Work to do - Can you output the records below exactly as they are written?

Data items

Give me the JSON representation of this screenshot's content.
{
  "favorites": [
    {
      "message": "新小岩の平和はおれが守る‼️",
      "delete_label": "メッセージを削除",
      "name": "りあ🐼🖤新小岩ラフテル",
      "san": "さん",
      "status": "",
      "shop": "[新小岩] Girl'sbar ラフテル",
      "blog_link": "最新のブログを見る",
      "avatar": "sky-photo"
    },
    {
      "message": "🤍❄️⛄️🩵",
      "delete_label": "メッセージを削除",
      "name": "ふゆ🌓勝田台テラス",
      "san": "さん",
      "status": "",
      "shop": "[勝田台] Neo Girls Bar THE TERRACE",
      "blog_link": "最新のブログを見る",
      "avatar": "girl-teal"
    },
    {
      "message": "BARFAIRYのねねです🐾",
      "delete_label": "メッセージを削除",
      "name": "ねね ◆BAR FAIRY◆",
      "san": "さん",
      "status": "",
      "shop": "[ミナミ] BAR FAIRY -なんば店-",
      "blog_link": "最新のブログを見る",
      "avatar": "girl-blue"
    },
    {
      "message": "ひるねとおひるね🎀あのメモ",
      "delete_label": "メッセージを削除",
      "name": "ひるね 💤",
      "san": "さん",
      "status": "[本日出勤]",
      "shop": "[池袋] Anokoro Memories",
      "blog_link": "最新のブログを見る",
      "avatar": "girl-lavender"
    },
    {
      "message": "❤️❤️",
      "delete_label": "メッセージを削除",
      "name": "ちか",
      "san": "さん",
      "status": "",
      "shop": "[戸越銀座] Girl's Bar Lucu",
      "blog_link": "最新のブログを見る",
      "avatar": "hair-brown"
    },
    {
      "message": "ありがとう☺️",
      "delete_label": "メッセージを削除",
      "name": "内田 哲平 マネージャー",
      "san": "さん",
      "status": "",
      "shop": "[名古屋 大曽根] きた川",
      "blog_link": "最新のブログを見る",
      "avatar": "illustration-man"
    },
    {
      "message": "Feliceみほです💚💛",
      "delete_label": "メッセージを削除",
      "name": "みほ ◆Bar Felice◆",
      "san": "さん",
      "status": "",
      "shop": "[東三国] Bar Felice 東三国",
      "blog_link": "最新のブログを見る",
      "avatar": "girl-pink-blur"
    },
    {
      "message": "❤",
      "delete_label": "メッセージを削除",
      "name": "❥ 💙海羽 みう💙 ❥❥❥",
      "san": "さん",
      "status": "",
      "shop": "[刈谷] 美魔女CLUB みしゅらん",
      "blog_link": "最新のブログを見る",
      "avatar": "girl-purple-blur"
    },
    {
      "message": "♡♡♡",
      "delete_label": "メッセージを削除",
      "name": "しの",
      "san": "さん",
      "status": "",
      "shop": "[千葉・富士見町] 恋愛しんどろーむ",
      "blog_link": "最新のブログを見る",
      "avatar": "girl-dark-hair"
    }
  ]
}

The solution -
Give me the JSON representation of this screenshot's content.
{
  "favorites": [
    {
      "message": "新小岩の平和はおれが守る‼️",
      "delete_label": "メッセージを削除",
      "name": "りあ🐼🖤新小岩ラフテル",
      "san": "さん",
      "status": "",
      "shop": "[新小岩] Girl'sbar ラフテル",
      "blog_link": "最新のブログを見る",
      "avatar": "sky-photo"
    },
    {
      "message": "🤍❄️⛄️🩵",
      "delete_label": "メッセージを削除",
      "name": "ふゆ🌓勝田台テラス",
      "san": "さん",
      "status": "",
      "shop": "[勝田台] Neo Girls Bar THE TERRACE",
      "blog_link": "最新のブログを見る",
      "avatar": "girl-teal"
    },
    {
      "message": "BARFAIRYのねねです🐾",
      "delete_label": "メッセージを削除",
      "name": "ねね ◆BAR FAIRY◆",
      "san": "さん",
      "status": "",
      "shop": "[ミナミ] BAR FAIRY -なんば店-",
      "blog_link": "最新のブログを見る",
      "avatar": "girl-blue"
    },
    {
      "message": "ひるねとおひるね🎀あのメモ",
      "delete_label": "メッセージを削除",
      "name": "ひるね 💤",
      "san": "さん",
      "status": "[本日出勤]",
      "shop": "[池袋] Anokoro Memories",
      "blog_link": "最新のブログを見る",
      "avatar": "girl-lavender"
    },
    {
      "message": "❤️❤️",
      "delete_label": "メッセージを削除",
      "name": "ちか",
      "san": "さん",
      "status": "",
      "shop": "[戸越銀座] Girl's Bar Lucu",
      "blog_link": "最新のブログを見る",
      "avatar": "hair-brown"
    },
    {
      "message": "ありがとう☺️",
      "delete_label": "メッセージを削除",
      "name": "内田 哲平 マネージャー",
      "san": "さん",
      "status": "",
      "shop": "[名古屋 大曽根] きた川",
      "blog_link": "最新のブログを見る",
      "avatar": "illustration-man"
    },
    {
      "message": "Feliceみほです💚💛",
      "delete_label": "メッセージを削除",
      "name": "みほ ◆Bar Felice◆",
      "san": "さん",
      "status": "",
      "shop": "[東三国] Bar Felice 東三国",
      "blog_link": "最新のブログを見る",
      "avatar": "girl-pink-blur"
    },
    {
      "message": "❤",
      "delete_label": "メッセージを削除",
      "name": "❥ 💙海羽 みう💙 ❥❥❥",
      "san": "さん",
      "status": "",
      "shop": "[刈谷] 美魔女CLUB みしゅらん",
      "blog_link": "最新のブログを見る",
      "avatar": "girl-purple-blur"
    },
    {
      "message": "♡♡♡",
      "delete_label": "メッセージを削除",
      "name": "しの",
      "san": "さん",
      "status": "",
      "shop": "[千葉・富士見町] 恋愛しんどろーむ",
      "blog_link": "最新のブログを見る",
      "avatar": "girl-dark-hair"
    }
  ]
}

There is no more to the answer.